■ **Task to complete**
Pull each line holding the word "existingUser" from the data.

-- Start Task material --

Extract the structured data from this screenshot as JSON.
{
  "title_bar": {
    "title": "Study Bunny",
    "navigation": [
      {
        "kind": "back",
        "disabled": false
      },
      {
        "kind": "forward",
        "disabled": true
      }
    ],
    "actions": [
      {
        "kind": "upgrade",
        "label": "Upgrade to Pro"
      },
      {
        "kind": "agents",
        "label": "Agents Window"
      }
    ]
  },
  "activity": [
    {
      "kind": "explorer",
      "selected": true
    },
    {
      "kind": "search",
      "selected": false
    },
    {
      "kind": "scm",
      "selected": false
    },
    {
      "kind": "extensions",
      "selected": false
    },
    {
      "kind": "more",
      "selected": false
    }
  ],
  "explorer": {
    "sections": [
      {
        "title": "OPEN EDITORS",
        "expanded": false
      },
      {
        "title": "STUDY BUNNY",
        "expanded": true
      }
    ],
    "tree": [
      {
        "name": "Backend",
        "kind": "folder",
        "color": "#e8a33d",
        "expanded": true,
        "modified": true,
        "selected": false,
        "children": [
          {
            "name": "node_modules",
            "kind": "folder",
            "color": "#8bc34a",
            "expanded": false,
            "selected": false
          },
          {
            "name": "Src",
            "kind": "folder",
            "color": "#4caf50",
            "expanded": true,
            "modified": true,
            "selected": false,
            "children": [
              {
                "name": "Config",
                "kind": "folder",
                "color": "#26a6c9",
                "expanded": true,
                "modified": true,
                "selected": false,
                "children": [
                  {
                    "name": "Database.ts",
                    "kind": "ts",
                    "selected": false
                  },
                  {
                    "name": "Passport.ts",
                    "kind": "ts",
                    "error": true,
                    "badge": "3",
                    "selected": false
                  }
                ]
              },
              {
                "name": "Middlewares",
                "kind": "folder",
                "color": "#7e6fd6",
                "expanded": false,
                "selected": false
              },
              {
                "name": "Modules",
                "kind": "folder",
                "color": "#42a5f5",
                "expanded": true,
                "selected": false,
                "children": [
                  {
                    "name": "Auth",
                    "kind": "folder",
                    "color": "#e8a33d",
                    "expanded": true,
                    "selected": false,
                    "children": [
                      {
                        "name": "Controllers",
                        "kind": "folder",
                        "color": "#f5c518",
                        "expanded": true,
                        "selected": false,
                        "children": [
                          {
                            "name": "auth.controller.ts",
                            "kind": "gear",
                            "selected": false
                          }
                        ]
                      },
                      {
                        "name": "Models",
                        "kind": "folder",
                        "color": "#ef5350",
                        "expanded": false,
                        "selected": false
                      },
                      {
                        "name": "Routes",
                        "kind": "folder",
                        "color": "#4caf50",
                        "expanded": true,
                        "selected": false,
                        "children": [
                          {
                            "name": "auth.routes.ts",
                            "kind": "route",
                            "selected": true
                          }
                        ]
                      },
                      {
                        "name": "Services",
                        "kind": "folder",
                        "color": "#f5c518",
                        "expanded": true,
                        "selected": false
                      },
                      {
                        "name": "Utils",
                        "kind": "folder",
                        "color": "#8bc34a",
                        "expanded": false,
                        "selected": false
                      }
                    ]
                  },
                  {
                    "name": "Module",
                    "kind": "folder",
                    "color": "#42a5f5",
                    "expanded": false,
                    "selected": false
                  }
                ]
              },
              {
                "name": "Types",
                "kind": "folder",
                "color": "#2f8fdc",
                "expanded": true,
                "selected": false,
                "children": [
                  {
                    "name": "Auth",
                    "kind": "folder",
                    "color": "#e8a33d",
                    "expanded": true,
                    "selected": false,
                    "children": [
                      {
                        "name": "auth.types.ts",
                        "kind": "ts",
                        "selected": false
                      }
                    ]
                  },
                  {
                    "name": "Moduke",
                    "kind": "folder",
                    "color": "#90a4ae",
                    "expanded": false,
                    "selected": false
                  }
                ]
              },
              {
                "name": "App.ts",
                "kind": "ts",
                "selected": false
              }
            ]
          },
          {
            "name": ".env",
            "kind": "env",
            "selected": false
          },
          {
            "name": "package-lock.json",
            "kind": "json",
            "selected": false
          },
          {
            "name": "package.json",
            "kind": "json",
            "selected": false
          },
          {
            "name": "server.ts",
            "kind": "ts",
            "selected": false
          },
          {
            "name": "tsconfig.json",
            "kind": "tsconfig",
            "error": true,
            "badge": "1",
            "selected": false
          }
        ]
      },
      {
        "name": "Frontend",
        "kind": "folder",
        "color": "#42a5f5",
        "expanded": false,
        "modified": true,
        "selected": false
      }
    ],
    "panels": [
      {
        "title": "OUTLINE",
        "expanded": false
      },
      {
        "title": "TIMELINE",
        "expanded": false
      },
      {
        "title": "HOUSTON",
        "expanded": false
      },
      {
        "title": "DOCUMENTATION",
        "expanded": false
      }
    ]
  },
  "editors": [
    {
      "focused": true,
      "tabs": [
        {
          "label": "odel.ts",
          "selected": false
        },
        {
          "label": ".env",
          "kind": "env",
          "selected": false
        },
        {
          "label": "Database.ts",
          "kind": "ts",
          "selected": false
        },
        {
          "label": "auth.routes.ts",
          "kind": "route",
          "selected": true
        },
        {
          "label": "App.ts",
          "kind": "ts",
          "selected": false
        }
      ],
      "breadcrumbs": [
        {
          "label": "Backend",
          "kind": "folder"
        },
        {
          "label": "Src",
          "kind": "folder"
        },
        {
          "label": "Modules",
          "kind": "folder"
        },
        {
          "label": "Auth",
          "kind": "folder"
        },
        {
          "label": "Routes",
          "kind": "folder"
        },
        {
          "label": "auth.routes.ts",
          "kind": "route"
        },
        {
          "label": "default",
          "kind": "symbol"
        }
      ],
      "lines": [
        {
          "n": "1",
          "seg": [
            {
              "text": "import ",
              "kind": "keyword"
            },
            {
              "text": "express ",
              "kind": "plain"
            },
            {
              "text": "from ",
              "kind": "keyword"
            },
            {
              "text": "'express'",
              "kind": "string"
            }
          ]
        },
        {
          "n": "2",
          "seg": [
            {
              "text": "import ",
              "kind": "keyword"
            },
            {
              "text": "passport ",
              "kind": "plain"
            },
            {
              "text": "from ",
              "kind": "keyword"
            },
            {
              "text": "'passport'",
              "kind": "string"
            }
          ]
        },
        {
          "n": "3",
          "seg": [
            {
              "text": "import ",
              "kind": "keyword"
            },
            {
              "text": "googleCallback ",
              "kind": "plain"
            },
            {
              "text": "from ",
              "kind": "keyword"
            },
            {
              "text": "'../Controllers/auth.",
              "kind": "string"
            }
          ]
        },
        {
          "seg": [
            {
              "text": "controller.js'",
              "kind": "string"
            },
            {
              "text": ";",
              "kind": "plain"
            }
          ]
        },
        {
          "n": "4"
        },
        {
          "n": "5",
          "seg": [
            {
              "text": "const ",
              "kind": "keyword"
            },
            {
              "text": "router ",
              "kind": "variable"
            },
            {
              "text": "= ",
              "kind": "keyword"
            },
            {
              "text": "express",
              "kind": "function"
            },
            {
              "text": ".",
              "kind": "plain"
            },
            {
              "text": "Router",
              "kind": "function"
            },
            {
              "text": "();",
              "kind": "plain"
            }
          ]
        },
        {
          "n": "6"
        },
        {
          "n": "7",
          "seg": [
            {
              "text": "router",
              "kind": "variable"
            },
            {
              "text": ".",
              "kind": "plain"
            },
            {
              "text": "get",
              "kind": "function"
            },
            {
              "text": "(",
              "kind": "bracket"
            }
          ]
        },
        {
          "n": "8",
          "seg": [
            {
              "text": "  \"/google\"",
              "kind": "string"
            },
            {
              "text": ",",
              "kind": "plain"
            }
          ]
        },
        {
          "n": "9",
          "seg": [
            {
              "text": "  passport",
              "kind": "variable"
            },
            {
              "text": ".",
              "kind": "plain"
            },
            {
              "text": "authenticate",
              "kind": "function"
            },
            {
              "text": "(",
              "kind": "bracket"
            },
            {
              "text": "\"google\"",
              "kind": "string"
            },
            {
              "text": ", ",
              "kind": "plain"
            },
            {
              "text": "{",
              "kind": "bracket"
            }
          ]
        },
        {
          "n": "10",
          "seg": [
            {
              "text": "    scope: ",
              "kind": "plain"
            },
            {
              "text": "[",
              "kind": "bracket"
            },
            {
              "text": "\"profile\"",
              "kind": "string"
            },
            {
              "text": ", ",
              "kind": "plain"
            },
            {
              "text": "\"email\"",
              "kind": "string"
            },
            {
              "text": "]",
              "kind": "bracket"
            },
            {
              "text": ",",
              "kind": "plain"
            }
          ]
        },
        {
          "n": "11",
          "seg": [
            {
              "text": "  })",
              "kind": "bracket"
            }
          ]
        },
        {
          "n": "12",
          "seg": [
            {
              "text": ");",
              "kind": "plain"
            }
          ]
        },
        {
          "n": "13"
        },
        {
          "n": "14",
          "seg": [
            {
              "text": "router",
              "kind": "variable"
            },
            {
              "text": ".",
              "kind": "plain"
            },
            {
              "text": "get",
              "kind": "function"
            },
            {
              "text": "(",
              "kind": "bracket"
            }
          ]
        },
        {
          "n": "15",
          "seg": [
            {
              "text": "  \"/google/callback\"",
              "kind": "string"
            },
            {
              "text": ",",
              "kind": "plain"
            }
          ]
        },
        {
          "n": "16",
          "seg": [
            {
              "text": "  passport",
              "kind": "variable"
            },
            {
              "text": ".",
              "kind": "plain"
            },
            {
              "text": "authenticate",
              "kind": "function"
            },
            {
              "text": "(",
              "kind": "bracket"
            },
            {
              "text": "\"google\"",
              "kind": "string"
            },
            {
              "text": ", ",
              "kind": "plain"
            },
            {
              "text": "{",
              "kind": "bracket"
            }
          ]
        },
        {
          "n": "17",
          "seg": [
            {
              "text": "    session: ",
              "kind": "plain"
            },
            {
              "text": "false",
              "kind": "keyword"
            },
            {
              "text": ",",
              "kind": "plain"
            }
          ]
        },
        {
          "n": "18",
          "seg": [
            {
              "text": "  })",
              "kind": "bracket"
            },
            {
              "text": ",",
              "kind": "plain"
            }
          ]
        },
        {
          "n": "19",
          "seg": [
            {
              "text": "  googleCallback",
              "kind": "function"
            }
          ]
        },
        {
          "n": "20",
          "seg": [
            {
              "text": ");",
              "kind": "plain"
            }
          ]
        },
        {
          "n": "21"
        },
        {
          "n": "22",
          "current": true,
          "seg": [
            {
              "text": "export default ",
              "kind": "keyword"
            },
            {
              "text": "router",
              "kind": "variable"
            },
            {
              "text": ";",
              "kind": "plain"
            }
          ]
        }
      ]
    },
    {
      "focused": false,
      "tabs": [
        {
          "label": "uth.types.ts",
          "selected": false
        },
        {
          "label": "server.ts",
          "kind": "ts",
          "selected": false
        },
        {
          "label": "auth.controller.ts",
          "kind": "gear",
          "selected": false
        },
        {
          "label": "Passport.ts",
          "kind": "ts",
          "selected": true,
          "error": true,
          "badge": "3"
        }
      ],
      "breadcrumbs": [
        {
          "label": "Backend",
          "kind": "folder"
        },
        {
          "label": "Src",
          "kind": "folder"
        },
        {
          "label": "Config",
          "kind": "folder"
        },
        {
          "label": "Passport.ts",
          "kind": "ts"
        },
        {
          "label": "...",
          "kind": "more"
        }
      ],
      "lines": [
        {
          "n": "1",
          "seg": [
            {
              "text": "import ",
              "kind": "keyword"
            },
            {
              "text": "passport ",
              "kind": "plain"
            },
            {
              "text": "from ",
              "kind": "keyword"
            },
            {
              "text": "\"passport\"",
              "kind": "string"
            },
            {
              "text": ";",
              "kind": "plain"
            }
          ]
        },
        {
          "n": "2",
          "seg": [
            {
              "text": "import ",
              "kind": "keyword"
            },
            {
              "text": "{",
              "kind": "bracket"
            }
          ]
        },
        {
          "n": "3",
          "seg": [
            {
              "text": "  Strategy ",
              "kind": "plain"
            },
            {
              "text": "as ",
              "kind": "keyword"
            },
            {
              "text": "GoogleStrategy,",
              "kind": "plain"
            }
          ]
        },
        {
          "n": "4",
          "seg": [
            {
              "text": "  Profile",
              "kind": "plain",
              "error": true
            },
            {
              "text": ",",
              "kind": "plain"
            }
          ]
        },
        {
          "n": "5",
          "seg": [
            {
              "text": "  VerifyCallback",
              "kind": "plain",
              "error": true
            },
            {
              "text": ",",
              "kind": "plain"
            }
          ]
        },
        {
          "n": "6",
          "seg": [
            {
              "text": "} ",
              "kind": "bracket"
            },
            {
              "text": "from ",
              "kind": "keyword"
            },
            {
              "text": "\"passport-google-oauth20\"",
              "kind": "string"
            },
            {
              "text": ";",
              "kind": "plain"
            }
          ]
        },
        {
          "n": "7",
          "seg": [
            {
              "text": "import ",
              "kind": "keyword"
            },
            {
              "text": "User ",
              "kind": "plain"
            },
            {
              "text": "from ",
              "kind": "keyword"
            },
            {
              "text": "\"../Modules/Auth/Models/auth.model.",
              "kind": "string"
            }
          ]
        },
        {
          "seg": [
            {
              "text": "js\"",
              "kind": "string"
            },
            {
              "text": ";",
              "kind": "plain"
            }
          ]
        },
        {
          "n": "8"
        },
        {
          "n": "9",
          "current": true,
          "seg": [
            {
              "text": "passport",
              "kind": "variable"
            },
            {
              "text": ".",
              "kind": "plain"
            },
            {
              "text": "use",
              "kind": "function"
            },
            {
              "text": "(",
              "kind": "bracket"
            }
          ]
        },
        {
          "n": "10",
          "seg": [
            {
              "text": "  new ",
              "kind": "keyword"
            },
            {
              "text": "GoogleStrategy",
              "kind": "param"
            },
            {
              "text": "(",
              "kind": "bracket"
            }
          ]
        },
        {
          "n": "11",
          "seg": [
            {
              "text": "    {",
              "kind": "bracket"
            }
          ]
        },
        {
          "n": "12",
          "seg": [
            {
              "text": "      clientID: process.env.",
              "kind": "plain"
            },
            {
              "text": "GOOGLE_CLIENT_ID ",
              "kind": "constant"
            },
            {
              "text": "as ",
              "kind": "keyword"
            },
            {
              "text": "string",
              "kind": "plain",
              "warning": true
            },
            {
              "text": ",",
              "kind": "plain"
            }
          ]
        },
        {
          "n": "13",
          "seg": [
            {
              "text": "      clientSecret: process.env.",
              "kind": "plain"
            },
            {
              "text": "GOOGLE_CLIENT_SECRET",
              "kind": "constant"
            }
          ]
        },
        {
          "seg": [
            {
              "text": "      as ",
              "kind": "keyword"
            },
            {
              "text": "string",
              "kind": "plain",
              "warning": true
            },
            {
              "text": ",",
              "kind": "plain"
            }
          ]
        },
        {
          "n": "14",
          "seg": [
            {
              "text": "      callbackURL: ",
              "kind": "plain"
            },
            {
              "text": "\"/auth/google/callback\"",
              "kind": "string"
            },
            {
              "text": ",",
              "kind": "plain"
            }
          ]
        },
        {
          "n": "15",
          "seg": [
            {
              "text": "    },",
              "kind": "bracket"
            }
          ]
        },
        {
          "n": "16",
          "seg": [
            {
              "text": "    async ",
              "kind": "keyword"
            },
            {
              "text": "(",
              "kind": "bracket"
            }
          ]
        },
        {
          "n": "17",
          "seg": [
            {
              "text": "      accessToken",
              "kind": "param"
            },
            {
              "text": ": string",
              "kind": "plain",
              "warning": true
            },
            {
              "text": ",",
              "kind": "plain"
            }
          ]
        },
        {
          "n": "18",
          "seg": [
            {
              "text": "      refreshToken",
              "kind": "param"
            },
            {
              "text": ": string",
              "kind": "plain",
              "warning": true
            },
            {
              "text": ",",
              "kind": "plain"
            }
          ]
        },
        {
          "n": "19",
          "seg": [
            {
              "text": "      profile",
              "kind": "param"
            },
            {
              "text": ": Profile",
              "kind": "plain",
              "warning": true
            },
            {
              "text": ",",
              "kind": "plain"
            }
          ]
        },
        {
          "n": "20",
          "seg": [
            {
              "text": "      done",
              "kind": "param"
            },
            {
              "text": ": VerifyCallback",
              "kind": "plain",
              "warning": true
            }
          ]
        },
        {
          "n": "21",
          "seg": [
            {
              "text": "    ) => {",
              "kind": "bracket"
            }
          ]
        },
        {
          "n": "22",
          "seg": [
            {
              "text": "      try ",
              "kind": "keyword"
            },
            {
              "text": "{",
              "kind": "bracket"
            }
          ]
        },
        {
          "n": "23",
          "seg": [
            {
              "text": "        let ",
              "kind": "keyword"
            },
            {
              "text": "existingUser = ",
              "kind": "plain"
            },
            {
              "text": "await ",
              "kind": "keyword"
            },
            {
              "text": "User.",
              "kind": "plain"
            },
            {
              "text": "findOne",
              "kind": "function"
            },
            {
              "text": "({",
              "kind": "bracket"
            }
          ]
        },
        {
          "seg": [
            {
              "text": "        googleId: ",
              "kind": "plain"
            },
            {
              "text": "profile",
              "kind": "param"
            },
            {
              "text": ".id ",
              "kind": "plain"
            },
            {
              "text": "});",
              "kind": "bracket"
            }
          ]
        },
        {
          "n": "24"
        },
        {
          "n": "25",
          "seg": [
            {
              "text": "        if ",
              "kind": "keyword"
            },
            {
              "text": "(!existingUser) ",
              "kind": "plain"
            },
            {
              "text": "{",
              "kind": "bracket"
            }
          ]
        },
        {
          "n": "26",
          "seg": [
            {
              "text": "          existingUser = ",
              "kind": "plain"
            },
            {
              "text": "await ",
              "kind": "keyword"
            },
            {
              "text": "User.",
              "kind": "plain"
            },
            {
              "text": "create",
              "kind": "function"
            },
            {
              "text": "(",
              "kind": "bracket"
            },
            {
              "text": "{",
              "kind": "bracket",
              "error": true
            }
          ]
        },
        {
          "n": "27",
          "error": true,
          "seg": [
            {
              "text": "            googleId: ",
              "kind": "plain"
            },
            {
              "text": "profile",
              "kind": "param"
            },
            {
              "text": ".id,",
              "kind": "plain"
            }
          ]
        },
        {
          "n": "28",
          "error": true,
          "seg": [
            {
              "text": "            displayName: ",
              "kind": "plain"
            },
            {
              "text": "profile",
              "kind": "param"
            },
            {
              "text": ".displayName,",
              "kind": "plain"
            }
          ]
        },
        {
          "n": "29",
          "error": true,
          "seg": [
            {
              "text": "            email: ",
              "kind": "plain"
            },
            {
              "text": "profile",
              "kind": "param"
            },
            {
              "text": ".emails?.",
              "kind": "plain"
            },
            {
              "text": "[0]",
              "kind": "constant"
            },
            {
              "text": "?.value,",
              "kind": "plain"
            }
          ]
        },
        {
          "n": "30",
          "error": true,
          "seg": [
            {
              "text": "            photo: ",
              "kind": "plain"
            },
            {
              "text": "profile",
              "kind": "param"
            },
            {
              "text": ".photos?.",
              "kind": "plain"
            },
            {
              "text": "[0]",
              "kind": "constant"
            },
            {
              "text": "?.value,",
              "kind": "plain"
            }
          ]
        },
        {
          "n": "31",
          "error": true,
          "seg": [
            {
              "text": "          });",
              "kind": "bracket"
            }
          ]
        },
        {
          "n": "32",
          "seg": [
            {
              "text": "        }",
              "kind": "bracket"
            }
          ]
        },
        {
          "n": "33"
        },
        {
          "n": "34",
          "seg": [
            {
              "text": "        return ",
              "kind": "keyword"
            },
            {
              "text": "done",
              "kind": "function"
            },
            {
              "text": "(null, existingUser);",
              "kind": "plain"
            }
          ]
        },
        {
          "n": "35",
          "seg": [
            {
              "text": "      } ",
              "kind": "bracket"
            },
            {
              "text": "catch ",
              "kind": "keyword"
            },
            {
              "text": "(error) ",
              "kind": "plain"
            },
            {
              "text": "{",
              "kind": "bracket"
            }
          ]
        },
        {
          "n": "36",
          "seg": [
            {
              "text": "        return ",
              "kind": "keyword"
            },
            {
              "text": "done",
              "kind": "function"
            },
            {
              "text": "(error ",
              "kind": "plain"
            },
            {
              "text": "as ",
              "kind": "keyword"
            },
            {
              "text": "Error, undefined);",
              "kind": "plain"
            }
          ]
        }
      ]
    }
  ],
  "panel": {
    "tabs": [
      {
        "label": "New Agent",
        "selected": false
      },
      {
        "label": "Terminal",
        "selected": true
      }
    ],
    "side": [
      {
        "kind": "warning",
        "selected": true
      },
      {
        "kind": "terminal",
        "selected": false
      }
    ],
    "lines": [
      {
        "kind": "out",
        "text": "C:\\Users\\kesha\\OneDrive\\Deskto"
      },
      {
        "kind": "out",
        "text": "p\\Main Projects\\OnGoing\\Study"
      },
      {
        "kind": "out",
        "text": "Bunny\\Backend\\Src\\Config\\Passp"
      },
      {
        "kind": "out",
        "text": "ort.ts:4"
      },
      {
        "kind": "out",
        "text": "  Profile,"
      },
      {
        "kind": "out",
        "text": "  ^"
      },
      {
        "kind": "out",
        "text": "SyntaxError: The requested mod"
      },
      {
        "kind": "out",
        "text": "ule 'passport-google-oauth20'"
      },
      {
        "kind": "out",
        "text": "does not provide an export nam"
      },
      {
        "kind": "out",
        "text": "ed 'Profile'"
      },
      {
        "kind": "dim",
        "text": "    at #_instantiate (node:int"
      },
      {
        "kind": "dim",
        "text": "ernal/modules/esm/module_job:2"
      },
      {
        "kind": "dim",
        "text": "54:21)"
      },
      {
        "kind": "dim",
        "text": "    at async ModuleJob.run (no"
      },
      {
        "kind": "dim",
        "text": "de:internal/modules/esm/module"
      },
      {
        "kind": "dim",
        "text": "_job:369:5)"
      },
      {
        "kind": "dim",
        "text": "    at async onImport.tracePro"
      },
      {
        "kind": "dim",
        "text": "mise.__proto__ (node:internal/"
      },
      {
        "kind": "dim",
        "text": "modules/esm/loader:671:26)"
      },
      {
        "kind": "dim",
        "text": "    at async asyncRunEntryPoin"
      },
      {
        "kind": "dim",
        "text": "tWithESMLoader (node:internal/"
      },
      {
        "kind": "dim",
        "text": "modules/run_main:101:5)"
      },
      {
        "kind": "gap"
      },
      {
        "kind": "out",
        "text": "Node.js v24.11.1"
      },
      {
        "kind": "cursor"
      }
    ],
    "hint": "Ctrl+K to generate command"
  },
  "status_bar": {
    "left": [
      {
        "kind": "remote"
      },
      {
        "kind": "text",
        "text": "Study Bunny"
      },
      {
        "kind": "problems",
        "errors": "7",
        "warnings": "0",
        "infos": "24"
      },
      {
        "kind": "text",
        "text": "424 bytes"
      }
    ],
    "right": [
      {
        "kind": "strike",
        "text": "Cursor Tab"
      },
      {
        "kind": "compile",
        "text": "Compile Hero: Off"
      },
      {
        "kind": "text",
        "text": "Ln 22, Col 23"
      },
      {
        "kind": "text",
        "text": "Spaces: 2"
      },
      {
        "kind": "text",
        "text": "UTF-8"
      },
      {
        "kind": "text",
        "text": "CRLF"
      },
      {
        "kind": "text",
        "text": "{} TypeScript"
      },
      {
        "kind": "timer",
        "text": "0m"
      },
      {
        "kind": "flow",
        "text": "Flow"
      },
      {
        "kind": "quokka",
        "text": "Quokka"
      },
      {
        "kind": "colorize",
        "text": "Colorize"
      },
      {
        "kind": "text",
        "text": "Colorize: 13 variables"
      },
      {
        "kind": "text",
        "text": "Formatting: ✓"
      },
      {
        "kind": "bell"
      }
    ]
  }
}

-- End Task material --

■ **The output**
              "text": "existingUser = ",
              "text": "(!existingUser) ",
              "text": "          existingUser = ",
              "text": "(null, existingUser);",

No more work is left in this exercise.